» **Texto proporcionado**:
▼▼▼
Aquí estamos sí, otra vez, sí.
Un domingo cuasi lunes, cuasi sábado, sí.
Es navidad, de nuevo. El año pasado andaba emputada porque la empresa nos había mudado a un lugar nuevo. Olía a mierda porque a diferencia mía muchas personas logran liberar sus esfínteres en lugares públicos. ¿Qué es lo público? Porque si lo pienso bien, mi casa no es que sea mía, mi mamá la comparte conmigo, y yo con ella -es un bien común- is in biin cimin. Porque vivimos en arriendo. Nada es nuestro, o más bien todo debería serlo. Y aquí viene el truquito.
Sobre la propiedad privada y la calidad de vida.
Me cuestiono constantemente que tan mías son las cosas más allá de mi cuerpo (-inclusive este, cuerpo- que a los ojos de algunos hombres -que deberían llamarse de otra especie diferente a la humana-, puede considerarse como objeto de posesión para la autosatisfacción de cualquier tipo -y no hablo sólo del sexo, sino también de la satisfacción social, emocional, física, material y económica-). Hoy le hablé a mi mamá de lejos. Ella estaba en su cuarto y yo en la sala, lo cual no es muy usual, así que me preguntó:
-¿Dónde estás?
▲▲▲
» **Aplica lo leído**:
**A.** ¿Puedes transcribir del texto sobre la Navidad y la propiedad privada el fragmento entre "Un domingo cuasi" y "viene el truquito.", ambos incluidos?
**B.** ¿Cómo sigue el texto sobre la Navidad y la propiedad privada después de su última línea? Escribe la continuación.

» **Registros mostrados**:
▼▼▼
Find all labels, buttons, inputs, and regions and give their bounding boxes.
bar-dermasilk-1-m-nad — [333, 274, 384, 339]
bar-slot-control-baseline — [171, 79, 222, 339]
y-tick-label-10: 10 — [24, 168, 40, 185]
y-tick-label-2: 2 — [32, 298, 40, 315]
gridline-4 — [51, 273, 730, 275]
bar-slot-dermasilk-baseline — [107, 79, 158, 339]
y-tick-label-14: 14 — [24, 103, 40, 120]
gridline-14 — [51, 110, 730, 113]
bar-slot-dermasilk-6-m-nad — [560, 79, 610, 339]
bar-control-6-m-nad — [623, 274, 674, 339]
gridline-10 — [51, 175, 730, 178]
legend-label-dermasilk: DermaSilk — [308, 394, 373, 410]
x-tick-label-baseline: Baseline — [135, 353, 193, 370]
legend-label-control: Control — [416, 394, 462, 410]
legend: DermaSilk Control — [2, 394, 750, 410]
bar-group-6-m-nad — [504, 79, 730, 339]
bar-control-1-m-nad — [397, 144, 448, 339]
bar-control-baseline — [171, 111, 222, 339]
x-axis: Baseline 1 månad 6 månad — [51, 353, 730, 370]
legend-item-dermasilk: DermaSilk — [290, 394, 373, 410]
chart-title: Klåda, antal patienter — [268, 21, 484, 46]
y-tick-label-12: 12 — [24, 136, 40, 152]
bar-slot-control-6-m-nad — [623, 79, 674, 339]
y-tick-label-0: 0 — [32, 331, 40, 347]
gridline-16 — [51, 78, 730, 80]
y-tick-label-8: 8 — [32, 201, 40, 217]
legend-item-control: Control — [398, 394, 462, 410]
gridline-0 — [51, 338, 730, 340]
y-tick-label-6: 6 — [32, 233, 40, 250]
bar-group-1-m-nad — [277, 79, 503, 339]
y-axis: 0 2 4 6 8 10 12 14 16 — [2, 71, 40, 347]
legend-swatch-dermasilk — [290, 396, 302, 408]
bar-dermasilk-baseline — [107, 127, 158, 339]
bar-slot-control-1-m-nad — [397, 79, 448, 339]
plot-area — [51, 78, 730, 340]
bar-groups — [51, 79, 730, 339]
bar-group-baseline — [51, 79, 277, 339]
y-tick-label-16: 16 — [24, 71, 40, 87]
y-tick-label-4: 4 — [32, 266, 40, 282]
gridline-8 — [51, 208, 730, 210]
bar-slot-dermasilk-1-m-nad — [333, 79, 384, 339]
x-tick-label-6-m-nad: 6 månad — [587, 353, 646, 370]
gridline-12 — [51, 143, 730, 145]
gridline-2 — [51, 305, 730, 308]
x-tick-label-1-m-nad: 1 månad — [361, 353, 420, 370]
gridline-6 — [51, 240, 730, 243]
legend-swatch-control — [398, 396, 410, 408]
▲▲▲
» **Resultados en orden**:
**A.**
Un domingo cuasi lunes, cuasi sábado, sí.
Es navidad, de nuevo. El año pasado andaba emputada porque la empresa nos había mudado a un lugar nuevo. Olía a mierda porque a diferencia mía muchas personas logran liberar sus esfínteres en lugares públicos. ¿Qué es lo público? Porque si lo pienso bien, mi casa no es que sea mía, mi mamá la comparte conmigo, y yo con ella -es un bien común- is in biin cimin. Porque vivimos en arriendo. Nada es nuestro, o más bien todo debería serlo. Y aquí viene el truquito.

**B.**
Y yo le dije en tono irónico, a sabiendas de que ella no reconocía muy bien de dónde provenía el sonido, que estaba en la sala; -En la sala de tu casa. A lo que ella respondió: -De nuestra casa.
Casi por un año antes de irme del país viví con mis abuelos; sin mi mamá.
Estas fueron tal vez las mejores épocas de mi vida. Nada era mío, como siempre había sabido, pero de alguna forma ser la compañía de mis abuelos me daba un estatus que entre la familia me otorgó el respeto de tomar decisiones, de que consultaran conmigo, de que mi tiempo costara y valiera. En fin, mis abuelos fueron los mejores roommates que alguien hubiera podido tener y pedir.
La ignorancia a mi propio ser me plagaba de una plenitud inmediatamente satisfecha por la fugaz llenura del amor. Trabajaba y ahí estaba él, salía del trabajo y ahí estaba él, los fines de semana estaba con él, la vida me/se pasaba y yo la pasaba con él.
Me fui a Alemania y viví en coexistencia con la familia que me recibió. Nada era mío. Creí que mi cuarto era mío pero no era así. Mi cuarto era el de todas las que habían estado, y todas las que estarían después de mi. May, Andrea, Aurora. Mi espacio, -el que yo dejaba- estaba plagado de mi insatisfacción, de lagrimitas y sudor... pero sobre todo de invierno y de verano, de amarillo claro y amarillo quemado; mis eternos estados aleatorios. No hay punto medio.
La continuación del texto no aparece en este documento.